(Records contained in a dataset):
·····

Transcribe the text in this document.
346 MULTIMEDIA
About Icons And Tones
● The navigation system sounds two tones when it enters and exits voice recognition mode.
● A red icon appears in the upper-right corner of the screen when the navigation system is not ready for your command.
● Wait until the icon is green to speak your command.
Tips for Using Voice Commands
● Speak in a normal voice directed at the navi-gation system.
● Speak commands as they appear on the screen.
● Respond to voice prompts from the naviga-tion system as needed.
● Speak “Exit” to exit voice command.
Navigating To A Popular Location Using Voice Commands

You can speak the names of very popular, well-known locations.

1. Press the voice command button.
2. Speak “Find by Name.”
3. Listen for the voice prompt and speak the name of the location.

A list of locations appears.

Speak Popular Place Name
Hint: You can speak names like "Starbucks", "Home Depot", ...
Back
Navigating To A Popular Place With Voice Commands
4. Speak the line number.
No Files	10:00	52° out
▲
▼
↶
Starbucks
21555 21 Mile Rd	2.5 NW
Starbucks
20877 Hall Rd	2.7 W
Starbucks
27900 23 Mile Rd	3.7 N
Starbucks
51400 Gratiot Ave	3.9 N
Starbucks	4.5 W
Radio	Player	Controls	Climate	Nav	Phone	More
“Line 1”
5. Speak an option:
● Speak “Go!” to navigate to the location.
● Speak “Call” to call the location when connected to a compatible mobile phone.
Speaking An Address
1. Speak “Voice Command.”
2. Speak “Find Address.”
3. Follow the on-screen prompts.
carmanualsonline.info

·····

(STATED GOAL): Write out all the records above again, exactly as they stand.

(FULL OUTPUT):
Transcribe the text in this document.
346 MULTIMEDIA
About Icons And Tones
● The navigation system sounds two tones when it enters and exits voice recognition mode.
● A red icon appears in the upper-right corner of the screen when the navigation system is not ready for your command.
● Wait until the icon is green to speak your command.
Tips for Using Voice Commands
● Speak in a normal voice directed at the navi-gation system.
● Speak commands as they appear on the screen.
● Respond to voice prompts from the naviga-tion system as needed.
● Speak “Exit” to exit voice command.
Navigating To A Popular Location Using Voice Commands

You can speak the names of very popular, well-known locations.

1. Press the voice command button.
2. Speak “Find by Name.”
3. Listen for the voice prompt and speak the name of the location.

A list of locations appears.

Speak Popular Place Name
Hint: You can speak names like "Starbucks", "Home Depot", ...
Back
Navigating To A Popular Place With Voice Commands
4. Speak the line number.
No Files	10:00	52° out
▲
▼
↶
Starbucks
21555 21 Mile Rd	2.5 NW
Starbucks
20877 Hall Rd	2.7 W
Starbucks
27900 23 Mile Rd	3.7 N
Starbucks
51400 Gratiot Ave	3.9 N
Starbucks	4.5 W
Radio	Player	Controls	Climate	Nav	Phone	More
“Line 1”
5. Speak an option:
● Speak “Go!” to navigate to the location.
● Speak “Call” to call the location when connected to a compatible mobile phone.
Speaking An Address
1. Speak “Voice Command.”
2. Speak “Find Address.”
3. Follow the on-screen prompts.
carmanualsonline.info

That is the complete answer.